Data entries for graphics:
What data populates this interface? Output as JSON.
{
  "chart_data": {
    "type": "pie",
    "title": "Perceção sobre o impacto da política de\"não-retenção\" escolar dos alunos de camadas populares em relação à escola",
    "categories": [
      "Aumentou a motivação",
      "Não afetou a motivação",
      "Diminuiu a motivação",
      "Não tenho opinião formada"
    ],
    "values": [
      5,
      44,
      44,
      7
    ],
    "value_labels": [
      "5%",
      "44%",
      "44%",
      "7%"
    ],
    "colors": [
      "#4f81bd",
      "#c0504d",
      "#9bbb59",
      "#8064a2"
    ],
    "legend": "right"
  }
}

**Stated problem:** Return all of the data word for word.

**Written solution:**
What data populates this interface? Output as JSON.
{
  "chart_data": {
    "type": "pie",
    "title": "Perceção sobre o impacto da política de\"não-retenção\" escolar dos alunos de camadas populares em relação à escola",
    "categories": [
      "Aumentou a motivação",
      "Não afetou a motivação",
      "Diminuiu a motivação",
      "Não tenho opinião formada"
    ],
    "values": [
      5,
      44,
      44,
      7
    ],
    "value_labels": [
      "5%",
      "44%",
      "44%",
      "7%"
    ],
    "colors": [
      "#4f81bd",
      "#c0504d",
      "#9bbb59",
      "#8064a2"
    ],
    "legend": "right"
  }
}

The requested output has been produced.